#### WRITTEN TASK:
Return a copy of every line in the records that includes the word "属予作文以记之".

#### SUPPLIED RECORDS:
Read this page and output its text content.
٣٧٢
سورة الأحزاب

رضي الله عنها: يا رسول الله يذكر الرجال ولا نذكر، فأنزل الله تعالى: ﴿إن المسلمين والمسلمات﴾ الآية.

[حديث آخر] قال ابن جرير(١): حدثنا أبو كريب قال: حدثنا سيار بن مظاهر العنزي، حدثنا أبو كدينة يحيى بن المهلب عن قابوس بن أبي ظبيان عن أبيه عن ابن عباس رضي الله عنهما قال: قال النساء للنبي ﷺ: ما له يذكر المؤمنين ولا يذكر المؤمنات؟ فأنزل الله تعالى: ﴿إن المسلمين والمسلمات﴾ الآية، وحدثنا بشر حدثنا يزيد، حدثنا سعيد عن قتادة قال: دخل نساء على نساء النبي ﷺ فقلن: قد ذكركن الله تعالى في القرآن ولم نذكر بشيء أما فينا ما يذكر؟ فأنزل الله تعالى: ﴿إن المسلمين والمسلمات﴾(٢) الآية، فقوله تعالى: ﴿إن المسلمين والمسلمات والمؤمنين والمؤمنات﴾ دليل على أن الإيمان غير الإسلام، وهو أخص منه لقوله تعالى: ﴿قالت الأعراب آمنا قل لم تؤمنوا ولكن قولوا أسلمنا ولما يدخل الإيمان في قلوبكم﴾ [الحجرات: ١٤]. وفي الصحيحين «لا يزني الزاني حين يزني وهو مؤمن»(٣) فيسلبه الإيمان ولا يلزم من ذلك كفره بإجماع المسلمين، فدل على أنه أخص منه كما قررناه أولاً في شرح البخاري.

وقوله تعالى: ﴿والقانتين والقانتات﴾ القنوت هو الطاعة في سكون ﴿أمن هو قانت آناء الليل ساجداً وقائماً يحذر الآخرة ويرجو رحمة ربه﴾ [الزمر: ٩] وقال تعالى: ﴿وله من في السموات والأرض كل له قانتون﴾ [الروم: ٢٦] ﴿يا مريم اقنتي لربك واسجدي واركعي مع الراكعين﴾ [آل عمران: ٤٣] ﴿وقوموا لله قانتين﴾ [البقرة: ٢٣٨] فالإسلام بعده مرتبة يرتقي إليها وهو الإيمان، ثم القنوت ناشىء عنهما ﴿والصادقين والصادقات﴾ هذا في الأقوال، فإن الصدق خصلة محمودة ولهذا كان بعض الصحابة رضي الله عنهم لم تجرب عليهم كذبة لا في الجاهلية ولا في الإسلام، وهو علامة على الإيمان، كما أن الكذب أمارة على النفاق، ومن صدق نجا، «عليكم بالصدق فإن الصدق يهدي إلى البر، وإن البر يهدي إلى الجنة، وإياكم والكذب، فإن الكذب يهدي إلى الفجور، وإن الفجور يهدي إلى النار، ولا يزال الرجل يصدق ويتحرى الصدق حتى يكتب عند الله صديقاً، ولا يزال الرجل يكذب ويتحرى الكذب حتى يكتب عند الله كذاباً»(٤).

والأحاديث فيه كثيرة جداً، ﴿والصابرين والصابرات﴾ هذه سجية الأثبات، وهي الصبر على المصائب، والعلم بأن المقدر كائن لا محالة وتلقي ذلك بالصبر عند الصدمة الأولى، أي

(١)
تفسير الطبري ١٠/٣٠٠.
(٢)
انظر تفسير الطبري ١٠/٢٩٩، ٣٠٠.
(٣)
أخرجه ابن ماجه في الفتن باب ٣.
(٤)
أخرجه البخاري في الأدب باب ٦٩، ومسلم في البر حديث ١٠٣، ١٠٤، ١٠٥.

* * *

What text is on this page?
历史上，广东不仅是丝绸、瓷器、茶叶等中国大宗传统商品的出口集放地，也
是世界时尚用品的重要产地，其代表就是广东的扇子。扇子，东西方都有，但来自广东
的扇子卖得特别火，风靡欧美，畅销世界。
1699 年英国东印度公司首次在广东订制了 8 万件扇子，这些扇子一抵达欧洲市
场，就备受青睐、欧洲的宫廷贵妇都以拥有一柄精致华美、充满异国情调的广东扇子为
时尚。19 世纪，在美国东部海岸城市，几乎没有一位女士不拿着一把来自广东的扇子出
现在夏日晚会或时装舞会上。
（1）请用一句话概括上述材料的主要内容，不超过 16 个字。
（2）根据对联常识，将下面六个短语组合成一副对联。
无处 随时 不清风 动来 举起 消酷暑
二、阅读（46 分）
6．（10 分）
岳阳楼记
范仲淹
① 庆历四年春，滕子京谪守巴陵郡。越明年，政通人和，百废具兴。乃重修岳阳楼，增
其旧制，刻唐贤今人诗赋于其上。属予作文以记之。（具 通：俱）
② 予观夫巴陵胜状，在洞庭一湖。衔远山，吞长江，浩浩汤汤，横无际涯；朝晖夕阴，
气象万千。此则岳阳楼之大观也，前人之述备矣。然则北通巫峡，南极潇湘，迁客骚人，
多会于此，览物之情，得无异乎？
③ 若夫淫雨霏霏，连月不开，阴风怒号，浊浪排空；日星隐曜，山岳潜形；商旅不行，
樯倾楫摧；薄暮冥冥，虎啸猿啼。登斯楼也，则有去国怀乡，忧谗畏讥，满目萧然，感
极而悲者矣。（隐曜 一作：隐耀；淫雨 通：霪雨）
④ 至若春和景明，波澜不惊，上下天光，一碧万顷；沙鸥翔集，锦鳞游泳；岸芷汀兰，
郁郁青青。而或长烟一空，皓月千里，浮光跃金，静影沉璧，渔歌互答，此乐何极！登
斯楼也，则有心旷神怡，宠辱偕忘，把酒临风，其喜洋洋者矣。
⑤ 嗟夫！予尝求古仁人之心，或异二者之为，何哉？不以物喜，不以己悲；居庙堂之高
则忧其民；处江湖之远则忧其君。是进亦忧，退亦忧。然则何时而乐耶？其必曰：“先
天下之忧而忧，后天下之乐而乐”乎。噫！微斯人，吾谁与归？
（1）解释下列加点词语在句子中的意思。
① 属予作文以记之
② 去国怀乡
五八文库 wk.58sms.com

#### ANSWER TO THIS TASK:
其旧制，刻唐贤今人诗赋于其上。属予作文以记之。（具 通：俱）
① 属予作文以记之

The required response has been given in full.